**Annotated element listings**
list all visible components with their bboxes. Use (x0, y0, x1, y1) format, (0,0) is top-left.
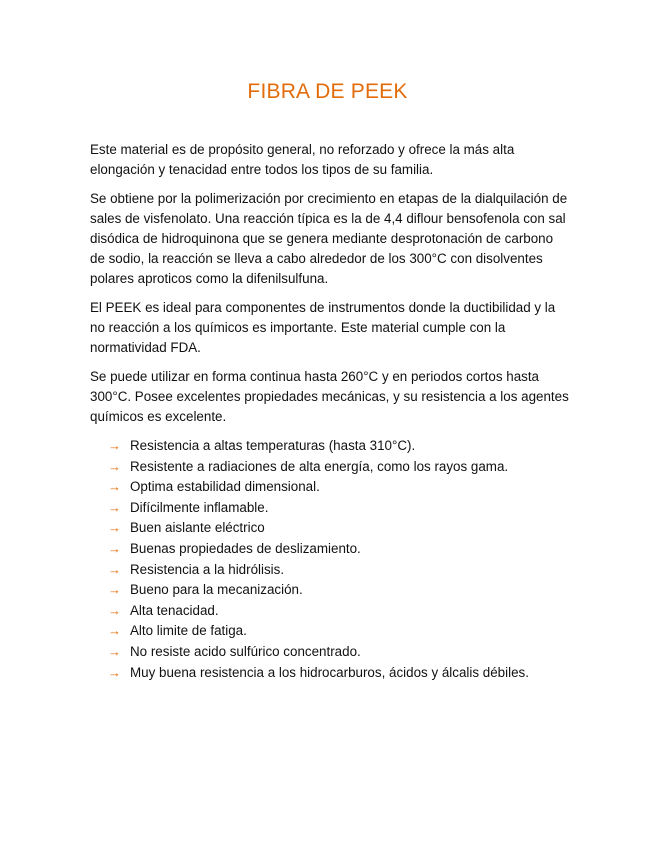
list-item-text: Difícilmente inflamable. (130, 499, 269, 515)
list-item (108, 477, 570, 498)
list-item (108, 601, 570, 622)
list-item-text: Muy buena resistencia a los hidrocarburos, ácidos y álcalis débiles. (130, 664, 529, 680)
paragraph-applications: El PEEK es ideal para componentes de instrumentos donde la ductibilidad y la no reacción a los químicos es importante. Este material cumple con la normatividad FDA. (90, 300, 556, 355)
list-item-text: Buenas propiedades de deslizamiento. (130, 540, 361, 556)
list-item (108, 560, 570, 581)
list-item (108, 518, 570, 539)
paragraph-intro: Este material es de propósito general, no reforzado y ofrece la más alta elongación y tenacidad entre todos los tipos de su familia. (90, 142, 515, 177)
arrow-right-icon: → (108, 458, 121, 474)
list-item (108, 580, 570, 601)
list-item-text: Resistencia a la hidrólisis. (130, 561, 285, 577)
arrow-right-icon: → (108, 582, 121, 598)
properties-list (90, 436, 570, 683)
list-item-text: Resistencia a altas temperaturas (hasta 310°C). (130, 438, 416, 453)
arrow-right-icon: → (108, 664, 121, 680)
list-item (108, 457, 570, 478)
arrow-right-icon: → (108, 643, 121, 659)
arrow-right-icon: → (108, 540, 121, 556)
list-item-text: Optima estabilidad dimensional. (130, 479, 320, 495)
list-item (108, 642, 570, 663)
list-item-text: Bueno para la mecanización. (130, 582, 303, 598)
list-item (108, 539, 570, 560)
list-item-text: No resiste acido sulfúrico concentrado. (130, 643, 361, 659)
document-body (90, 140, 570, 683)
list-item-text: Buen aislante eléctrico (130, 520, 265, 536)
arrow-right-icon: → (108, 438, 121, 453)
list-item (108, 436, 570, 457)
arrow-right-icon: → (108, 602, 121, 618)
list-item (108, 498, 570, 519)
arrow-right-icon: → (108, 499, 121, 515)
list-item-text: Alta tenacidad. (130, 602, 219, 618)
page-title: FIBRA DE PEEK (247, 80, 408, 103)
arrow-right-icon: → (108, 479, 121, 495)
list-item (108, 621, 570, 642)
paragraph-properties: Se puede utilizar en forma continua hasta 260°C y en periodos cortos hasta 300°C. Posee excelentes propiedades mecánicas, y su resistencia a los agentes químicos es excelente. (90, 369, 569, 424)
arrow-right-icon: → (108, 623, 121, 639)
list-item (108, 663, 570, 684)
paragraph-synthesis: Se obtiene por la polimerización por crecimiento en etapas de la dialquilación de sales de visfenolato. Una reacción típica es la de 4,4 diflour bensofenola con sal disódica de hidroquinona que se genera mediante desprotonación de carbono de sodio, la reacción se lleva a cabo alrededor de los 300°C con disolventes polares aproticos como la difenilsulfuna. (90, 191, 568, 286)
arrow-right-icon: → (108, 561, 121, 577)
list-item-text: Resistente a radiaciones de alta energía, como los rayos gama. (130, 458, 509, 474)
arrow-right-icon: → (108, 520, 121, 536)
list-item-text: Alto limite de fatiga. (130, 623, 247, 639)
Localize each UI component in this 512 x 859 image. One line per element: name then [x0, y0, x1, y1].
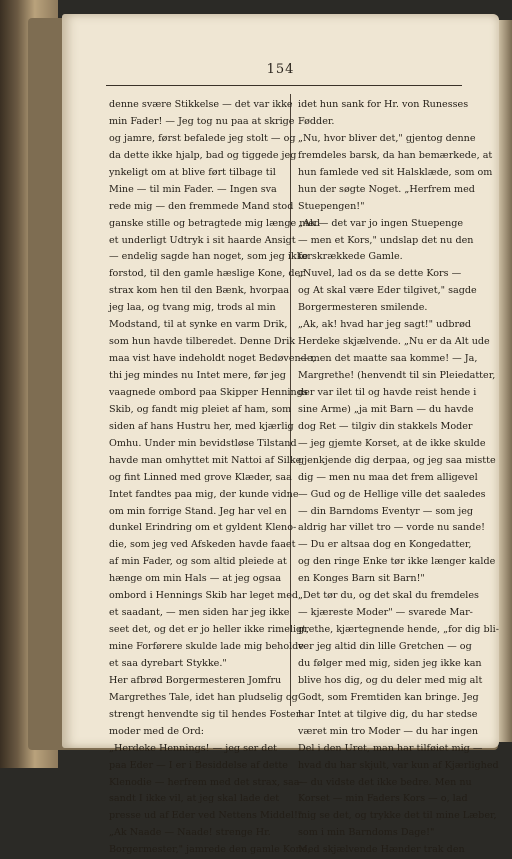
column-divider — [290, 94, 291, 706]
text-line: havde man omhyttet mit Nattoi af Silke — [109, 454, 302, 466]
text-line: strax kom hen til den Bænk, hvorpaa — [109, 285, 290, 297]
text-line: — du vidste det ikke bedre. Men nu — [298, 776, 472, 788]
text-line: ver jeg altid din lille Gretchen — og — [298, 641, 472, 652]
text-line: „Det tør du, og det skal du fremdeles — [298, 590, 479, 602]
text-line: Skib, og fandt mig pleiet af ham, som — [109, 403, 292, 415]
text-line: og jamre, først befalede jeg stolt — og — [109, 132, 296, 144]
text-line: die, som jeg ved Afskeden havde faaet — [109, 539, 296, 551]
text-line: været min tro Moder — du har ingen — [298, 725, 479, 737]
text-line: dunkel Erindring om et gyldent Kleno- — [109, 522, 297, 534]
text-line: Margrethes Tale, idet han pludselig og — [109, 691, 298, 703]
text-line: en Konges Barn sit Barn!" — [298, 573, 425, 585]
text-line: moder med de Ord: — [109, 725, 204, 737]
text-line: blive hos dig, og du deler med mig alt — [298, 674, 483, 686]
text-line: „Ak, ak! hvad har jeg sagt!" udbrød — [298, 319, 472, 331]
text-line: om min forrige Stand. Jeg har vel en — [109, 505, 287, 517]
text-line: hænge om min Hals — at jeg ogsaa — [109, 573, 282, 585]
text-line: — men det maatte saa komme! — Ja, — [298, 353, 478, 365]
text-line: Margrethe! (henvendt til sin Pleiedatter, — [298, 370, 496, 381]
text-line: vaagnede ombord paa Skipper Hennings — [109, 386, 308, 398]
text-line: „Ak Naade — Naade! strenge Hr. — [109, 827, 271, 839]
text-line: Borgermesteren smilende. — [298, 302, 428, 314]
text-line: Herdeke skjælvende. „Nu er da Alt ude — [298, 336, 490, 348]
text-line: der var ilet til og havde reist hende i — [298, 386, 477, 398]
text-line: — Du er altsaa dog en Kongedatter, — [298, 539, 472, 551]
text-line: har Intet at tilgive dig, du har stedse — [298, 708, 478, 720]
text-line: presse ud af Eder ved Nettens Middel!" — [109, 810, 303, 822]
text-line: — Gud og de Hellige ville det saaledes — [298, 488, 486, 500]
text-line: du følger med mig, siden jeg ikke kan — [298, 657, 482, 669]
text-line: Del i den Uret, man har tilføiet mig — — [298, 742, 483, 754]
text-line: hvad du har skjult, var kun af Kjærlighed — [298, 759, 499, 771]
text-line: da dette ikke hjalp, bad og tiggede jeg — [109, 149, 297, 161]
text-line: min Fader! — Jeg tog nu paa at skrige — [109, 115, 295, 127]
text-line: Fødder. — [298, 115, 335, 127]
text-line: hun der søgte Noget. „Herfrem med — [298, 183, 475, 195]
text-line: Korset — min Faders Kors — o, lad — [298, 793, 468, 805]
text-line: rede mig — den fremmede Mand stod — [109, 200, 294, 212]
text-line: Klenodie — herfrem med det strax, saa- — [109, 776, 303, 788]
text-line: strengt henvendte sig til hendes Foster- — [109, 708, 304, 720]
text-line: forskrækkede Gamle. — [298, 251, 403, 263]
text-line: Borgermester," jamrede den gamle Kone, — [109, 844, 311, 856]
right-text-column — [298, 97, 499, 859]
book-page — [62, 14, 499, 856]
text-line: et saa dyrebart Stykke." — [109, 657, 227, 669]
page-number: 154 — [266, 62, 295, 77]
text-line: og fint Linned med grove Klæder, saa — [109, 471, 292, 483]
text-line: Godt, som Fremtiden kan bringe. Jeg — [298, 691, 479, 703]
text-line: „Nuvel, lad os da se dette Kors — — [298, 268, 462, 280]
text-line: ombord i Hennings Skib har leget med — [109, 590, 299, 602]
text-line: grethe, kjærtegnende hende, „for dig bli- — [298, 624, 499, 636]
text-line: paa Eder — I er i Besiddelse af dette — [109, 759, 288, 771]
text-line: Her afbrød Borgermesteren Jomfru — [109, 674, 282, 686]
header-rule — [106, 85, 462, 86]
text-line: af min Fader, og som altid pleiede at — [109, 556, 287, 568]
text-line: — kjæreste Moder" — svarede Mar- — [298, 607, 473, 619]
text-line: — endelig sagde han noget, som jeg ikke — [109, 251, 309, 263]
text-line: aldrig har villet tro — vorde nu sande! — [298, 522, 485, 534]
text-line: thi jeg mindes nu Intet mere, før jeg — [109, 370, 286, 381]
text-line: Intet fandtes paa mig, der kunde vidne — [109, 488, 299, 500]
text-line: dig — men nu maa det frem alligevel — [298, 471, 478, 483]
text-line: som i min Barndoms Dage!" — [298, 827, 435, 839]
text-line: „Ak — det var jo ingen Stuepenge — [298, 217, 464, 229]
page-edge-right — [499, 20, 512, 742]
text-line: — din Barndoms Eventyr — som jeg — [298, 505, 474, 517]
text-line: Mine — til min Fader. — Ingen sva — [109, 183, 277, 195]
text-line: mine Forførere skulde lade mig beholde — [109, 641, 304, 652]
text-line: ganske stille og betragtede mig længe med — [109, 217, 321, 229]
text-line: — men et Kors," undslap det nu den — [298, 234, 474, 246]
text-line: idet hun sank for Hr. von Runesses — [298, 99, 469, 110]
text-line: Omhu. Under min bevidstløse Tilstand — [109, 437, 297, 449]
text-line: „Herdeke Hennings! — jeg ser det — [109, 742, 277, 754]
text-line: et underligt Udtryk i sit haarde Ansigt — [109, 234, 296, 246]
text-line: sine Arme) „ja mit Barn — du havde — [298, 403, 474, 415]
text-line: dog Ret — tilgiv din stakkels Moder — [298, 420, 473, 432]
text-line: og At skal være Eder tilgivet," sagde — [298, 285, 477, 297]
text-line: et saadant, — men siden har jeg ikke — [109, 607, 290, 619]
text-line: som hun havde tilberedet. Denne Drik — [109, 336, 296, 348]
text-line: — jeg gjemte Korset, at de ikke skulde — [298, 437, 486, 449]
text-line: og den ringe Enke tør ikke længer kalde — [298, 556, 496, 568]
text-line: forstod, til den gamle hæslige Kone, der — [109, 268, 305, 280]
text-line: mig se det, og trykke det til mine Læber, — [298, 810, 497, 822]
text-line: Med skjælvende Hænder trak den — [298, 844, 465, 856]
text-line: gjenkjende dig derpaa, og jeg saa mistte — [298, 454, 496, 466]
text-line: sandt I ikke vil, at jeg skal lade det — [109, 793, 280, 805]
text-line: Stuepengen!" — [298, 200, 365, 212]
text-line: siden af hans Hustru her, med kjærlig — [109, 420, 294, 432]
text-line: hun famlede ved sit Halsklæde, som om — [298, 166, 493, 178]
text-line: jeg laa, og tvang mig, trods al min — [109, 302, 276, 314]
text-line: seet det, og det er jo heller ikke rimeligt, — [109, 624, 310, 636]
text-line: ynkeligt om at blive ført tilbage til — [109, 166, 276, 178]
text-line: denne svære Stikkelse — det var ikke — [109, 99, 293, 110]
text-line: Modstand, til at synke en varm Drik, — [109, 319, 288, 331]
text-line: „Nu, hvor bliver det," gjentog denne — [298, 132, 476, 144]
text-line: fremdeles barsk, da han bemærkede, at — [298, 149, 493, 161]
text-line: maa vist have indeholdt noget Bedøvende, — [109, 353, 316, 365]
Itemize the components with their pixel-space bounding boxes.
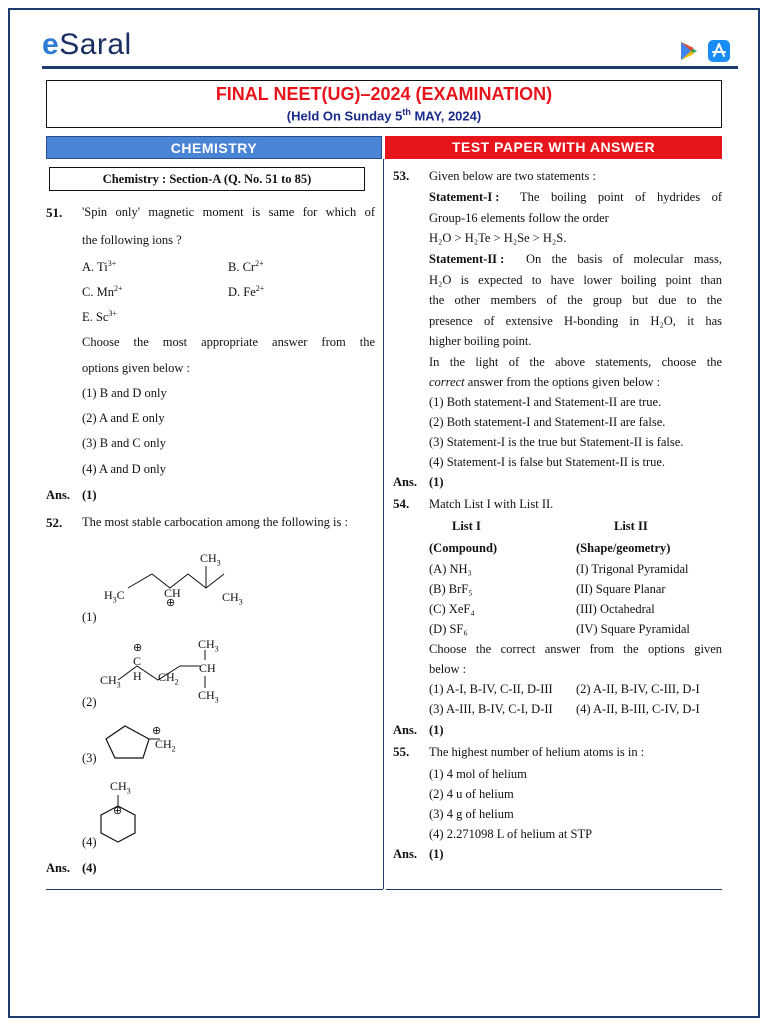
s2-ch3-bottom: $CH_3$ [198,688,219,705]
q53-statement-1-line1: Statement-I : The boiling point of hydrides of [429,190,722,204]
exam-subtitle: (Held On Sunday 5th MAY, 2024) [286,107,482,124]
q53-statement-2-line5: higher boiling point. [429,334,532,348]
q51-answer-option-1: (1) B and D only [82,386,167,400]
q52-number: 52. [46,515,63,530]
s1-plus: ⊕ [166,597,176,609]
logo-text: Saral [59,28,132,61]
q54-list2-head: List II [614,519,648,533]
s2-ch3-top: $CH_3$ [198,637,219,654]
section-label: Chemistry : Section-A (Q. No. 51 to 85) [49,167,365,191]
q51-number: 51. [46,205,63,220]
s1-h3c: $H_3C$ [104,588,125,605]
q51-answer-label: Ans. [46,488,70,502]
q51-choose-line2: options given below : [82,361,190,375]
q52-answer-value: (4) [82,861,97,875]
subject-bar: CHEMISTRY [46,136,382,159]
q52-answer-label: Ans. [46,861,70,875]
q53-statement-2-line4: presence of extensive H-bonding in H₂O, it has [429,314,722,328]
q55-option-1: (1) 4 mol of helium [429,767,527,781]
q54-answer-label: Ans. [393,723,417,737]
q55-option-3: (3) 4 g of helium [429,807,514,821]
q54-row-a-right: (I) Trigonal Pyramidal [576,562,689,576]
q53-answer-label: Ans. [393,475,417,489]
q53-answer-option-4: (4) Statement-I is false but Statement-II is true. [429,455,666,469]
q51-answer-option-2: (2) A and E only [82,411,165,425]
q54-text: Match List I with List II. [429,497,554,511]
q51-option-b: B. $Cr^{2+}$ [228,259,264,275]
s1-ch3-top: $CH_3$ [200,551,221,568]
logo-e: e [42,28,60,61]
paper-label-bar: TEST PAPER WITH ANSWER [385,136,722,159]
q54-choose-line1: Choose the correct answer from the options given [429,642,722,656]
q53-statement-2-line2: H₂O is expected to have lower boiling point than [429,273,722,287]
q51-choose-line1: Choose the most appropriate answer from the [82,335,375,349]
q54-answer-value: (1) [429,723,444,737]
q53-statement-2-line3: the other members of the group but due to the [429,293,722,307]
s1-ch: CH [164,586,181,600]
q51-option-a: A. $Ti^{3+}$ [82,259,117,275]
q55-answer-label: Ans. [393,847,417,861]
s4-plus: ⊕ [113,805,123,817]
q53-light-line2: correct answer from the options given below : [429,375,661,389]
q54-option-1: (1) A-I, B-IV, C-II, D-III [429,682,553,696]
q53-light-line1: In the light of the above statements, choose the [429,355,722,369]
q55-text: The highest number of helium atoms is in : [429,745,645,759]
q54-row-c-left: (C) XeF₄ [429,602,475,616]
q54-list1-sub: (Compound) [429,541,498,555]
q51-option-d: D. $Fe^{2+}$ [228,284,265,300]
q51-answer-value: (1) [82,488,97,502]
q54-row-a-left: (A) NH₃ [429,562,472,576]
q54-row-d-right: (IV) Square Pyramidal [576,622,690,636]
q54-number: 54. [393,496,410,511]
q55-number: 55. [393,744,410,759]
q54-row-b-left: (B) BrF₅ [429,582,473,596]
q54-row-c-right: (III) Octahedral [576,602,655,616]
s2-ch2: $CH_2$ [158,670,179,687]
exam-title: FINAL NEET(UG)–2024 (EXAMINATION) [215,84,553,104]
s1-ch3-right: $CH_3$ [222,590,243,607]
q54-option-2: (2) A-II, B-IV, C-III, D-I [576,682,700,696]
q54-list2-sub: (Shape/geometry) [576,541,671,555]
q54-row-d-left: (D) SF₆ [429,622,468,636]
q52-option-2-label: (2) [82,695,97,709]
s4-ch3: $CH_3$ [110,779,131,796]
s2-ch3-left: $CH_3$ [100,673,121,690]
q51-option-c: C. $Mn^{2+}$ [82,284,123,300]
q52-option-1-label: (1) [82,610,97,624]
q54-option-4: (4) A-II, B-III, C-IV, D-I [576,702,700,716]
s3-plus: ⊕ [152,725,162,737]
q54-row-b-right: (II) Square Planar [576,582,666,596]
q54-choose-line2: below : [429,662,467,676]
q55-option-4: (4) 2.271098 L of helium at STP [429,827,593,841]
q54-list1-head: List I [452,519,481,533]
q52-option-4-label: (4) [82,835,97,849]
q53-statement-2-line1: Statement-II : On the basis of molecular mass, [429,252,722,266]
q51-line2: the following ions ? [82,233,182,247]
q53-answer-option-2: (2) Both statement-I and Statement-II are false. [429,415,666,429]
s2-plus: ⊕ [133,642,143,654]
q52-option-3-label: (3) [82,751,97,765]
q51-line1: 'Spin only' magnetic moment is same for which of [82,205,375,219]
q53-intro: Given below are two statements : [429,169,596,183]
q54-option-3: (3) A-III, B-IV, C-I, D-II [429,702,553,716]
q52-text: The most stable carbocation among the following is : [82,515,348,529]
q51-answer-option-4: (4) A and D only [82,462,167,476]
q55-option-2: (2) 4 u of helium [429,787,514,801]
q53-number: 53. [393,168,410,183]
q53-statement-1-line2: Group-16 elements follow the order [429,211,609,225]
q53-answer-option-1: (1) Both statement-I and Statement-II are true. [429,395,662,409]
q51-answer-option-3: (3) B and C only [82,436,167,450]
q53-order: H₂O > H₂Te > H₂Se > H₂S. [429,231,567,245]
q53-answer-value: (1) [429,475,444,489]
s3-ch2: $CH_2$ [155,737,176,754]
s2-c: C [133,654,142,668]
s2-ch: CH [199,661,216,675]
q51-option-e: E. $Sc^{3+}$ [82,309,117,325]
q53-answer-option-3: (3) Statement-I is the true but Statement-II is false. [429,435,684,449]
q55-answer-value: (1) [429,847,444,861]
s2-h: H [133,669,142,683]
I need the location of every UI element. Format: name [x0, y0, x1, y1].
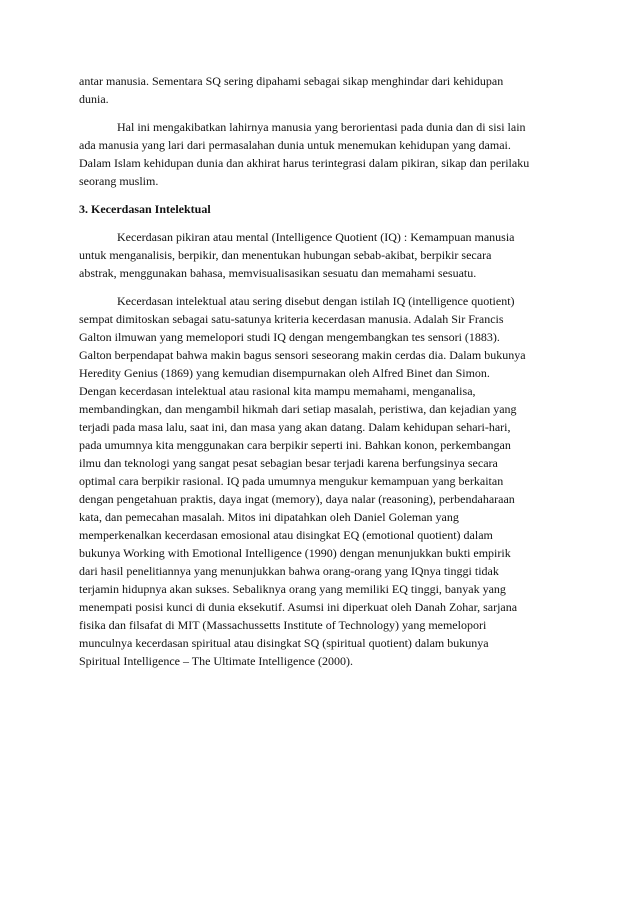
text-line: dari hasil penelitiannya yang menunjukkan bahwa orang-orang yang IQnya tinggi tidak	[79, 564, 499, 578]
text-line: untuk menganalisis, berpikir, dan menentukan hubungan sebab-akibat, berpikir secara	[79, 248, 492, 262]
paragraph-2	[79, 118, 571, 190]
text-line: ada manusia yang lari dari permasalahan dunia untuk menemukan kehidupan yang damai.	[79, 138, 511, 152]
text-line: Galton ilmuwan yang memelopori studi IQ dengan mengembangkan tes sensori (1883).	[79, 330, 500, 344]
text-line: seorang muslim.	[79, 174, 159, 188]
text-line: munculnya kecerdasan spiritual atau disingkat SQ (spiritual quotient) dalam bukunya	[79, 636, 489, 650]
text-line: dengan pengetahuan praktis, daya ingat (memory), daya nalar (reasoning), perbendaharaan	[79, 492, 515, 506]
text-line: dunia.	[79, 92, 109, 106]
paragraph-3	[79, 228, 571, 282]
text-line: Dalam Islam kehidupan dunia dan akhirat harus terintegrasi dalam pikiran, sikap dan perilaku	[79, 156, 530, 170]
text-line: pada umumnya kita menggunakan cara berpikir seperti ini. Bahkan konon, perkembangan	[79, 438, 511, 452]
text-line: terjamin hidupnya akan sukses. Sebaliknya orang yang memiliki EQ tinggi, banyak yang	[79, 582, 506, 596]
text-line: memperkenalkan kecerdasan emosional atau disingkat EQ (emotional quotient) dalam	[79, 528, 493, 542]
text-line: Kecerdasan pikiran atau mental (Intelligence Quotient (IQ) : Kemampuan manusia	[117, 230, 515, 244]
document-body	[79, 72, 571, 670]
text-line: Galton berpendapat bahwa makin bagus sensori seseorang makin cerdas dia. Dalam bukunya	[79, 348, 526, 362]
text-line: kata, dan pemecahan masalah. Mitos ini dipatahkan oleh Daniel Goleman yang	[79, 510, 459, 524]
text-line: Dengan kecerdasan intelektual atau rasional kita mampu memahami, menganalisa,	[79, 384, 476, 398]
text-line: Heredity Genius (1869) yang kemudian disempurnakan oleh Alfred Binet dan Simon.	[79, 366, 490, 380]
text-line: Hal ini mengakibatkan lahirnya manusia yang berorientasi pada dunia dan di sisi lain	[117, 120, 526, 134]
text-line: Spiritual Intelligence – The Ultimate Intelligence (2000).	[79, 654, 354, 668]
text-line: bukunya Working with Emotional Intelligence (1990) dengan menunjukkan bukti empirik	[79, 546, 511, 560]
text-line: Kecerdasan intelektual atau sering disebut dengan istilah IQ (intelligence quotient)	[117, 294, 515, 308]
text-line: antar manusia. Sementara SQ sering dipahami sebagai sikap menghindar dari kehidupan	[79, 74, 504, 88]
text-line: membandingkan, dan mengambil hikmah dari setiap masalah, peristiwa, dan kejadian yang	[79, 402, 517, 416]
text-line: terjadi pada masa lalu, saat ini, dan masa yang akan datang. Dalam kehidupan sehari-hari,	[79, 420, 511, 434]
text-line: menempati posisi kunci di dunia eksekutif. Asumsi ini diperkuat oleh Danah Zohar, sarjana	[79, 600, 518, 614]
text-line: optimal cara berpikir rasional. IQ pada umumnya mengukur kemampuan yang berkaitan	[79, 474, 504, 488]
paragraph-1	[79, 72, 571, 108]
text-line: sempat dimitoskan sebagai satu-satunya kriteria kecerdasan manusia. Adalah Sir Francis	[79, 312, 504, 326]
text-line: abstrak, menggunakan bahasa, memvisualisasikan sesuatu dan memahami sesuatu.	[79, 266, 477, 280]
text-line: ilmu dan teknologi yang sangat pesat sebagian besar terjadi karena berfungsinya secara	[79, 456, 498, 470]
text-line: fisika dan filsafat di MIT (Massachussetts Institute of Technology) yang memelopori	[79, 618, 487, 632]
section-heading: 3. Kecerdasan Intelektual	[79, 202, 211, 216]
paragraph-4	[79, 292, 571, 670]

**What you need to do**
Repeat the lines of the records above verbatim, starting with the line that contains "text-line: dari hasil" and going on through the line that contains "text-line: Kecerdasan intelektual".

**Written solution**
text-line: dari hasil penelitiannya yang menunjukkan bahwa orang-orang yang IQnya tinggi tidak	[79, 564, 499, 578]
text-line: untuk menganalisis, berpikir, dan menentukan hubungan sebab-akibat, berpikir secara	[79, 248, 492, 262]
paragraph-2	[79, 118, 571, 190]
text-line: ada manusia yang lari dari permasalahan dunia untuk menemukan kehidupan yang damai.	[79, 138, 511, 152]
text-line: Galton ilmuwan yang memelopori studi IQ dengan mengembangkan tes sensori (1883).	[79, 330, 500, 344]
text-line: seorang muslim.	[79, 174, 159, 188]
text-line: munculnya kecerdasan spiritual atau disingkat SQ (spiritual quotient) dalam bukunya	[79, 636, 489, 650]
text-line: dengan pengetahuan praktis, daya ingat (memory), daya nalar (reasoning), perbendaharaan	[79, 492, 515, 506]
text-line: dunia.	[79, 92, 109, 106]
paragraph-3	[79, 228, 571, 282]
text-line: Dalam Islam kehidupan dunia dan akhirat harus terintegrasi dalam pikiran, sikap dan perilaku	[79, 156, 530, 170]
text-line: pada umumnya kita menggunakan cara berpikir seperti ini. Bahkan konon, perkembangan	[79, 438, 511, 452]
text-line: terjamin hidupnya akan sukses. Sebaliknya orang yang memiliki EQ tinggi, banyak yang	[79, 582, 506, 596]
text-line: memperkenalkan kecerdasan emosional atau disingkat EQ (emotional quotient) dalam	[79, 528, 493, 542]
text-line: Kecerdasan pikiran atau mental (Intelligence Quotient (IQ) : Kemampuan manusia	[117, 230, 515, 244]
document-body	[79, 72, 571, 670]
text-line: Galton berpendapat bahwa makin bagus sensori seseorang makin cerdas dia. Dalam bukunya	[79, 348, 526, 362]
text-line: kata, dan pemecahan masalah. Mitos ini dipatahkan oleh Daniel Goleman yang	[79, 510, 459, 524]
text-line: Dengan kecerdasan intelektual atau rasional kita mampu memahami, menganalisa,	[79, 384, 476, 398]
text-line: Heredity Genius (1869) yang kemudian disempurnakan oleh Alfred Binet dan Simon.	[79, 366, 490, 380]
text-line: Hal ini mengakibatkan lahirnya manusia yang berorientasi pada dunia dan di sisi lain	[117, 120, 526, 134]
text-line: Spiritual Intelligence – The Ultimate Intelligence (2000).	[79, 654, 354, 668]
text-line: bukunya Working with Emotional Intelligence (1990) dengan menunjukkan bukti empirik	[79, 546, 511, 560]
text-line: Kecerdasan intelektual atau sering disebut dengan istilah IQ (intelligence quotient)	[117, 294, 515, 308]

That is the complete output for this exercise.